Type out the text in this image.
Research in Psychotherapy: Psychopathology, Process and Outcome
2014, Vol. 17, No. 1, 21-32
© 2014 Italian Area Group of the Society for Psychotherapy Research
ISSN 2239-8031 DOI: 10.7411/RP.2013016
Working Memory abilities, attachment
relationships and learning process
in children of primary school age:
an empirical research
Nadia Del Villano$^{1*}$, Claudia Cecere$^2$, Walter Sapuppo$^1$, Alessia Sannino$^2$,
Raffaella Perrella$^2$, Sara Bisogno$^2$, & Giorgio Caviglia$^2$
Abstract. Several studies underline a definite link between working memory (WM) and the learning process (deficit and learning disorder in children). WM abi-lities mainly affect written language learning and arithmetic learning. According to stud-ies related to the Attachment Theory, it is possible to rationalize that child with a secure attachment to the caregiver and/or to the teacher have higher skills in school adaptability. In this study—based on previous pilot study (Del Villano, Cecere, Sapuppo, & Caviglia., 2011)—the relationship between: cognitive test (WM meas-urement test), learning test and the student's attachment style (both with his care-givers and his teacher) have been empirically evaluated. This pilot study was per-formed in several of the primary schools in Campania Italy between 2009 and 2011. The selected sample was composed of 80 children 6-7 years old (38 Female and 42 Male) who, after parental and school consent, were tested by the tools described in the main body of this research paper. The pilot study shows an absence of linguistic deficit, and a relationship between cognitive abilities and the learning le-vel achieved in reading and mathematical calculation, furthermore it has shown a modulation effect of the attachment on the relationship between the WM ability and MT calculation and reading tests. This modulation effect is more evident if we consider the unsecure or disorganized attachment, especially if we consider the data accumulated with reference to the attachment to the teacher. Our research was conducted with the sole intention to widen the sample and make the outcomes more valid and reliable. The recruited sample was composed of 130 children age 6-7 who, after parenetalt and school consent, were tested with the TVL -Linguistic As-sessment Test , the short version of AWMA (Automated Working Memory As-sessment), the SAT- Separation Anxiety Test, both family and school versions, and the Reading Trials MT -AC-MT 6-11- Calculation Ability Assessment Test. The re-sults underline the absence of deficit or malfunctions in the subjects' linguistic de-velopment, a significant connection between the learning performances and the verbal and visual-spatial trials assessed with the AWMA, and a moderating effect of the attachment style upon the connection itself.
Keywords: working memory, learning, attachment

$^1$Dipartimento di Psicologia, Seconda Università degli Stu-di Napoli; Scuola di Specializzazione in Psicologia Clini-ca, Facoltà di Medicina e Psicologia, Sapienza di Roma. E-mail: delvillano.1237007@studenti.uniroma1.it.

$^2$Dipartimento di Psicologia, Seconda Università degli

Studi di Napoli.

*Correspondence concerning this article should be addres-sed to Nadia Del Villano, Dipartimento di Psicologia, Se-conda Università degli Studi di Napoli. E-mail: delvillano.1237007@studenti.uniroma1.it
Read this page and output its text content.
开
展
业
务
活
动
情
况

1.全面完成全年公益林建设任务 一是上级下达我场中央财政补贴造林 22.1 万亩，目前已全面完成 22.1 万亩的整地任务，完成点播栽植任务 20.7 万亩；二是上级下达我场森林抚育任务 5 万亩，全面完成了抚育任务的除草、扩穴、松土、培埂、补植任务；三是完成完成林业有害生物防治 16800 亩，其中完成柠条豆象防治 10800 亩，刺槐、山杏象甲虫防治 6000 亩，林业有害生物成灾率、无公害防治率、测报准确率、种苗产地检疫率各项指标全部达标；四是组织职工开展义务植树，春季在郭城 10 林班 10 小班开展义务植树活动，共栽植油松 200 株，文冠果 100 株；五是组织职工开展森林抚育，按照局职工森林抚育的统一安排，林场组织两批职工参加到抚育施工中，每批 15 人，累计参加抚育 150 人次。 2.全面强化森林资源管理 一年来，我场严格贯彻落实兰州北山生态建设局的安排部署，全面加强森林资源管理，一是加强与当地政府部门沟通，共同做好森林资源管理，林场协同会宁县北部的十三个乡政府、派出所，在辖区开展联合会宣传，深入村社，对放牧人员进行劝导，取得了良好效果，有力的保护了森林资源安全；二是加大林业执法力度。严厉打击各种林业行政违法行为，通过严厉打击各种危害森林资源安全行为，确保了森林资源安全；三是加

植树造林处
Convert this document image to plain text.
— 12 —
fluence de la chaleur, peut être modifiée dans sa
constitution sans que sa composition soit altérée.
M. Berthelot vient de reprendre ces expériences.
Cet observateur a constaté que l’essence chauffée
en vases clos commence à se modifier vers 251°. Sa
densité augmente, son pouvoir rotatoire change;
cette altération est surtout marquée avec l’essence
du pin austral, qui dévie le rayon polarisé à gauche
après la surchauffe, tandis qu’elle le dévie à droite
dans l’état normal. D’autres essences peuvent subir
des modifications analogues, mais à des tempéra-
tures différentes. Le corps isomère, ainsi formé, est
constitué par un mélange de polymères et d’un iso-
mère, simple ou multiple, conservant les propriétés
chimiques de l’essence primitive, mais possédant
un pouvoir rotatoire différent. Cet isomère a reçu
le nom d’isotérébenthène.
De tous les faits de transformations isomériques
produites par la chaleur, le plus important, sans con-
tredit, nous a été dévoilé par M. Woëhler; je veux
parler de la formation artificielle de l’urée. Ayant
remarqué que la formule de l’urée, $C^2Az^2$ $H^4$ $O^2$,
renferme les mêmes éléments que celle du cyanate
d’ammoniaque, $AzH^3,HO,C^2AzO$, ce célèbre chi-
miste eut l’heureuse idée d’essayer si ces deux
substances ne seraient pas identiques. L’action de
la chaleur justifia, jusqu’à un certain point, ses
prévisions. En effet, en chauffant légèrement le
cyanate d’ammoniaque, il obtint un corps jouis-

━━━

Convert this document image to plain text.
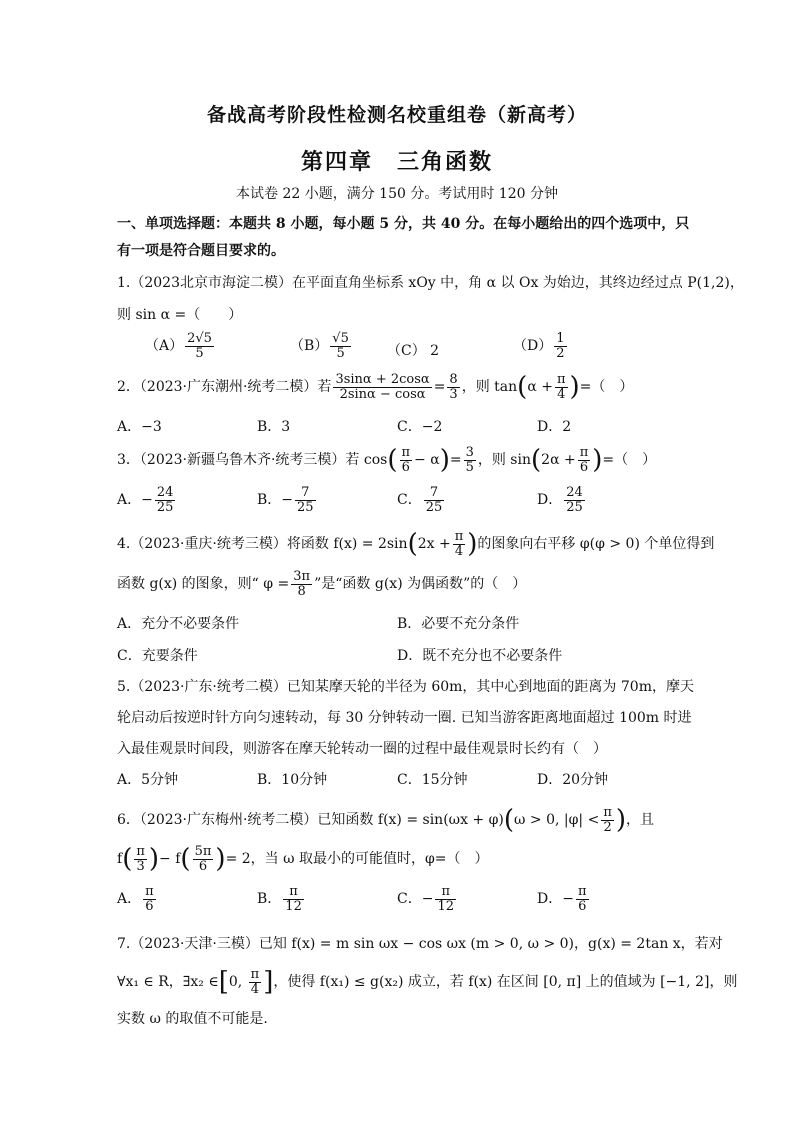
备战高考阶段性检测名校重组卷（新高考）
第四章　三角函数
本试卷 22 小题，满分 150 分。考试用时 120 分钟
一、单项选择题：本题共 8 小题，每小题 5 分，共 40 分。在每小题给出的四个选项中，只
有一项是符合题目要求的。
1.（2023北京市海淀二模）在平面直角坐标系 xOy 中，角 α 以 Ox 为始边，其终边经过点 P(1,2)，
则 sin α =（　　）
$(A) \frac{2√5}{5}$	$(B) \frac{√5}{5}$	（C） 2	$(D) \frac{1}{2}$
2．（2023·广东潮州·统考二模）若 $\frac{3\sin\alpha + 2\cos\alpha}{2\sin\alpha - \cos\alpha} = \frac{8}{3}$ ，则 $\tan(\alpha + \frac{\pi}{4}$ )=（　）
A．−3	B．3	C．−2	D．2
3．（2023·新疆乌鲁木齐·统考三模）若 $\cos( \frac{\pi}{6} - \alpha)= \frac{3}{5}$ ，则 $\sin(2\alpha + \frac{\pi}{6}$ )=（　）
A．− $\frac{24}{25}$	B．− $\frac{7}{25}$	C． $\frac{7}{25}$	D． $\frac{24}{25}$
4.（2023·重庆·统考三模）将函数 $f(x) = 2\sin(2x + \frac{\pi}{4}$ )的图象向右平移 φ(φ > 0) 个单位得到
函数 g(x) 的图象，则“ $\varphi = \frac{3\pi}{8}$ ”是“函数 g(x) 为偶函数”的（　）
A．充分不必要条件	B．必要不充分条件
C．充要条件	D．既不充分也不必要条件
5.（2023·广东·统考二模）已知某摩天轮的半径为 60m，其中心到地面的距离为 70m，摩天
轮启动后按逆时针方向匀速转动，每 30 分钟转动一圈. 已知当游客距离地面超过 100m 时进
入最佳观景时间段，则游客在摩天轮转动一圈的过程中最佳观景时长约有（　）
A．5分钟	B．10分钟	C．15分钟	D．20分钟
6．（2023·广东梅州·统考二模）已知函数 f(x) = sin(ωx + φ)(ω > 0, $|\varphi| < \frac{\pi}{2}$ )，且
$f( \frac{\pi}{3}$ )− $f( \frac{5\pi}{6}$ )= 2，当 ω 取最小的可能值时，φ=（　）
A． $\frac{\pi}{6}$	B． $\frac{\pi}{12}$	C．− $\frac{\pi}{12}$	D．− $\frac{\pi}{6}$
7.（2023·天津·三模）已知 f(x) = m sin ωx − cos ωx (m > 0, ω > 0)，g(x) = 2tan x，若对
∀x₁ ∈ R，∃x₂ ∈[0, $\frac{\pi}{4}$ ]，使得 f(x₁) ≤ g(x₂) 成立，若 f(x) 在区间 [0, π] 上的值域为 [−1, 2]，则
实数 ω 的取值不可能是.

━━━

▸ WRITTEN REQUEST: In the entries above, how many lines hold the word "mail"? State the number and nothing else.

▸ SOLUTION FOR THIS TASK: 2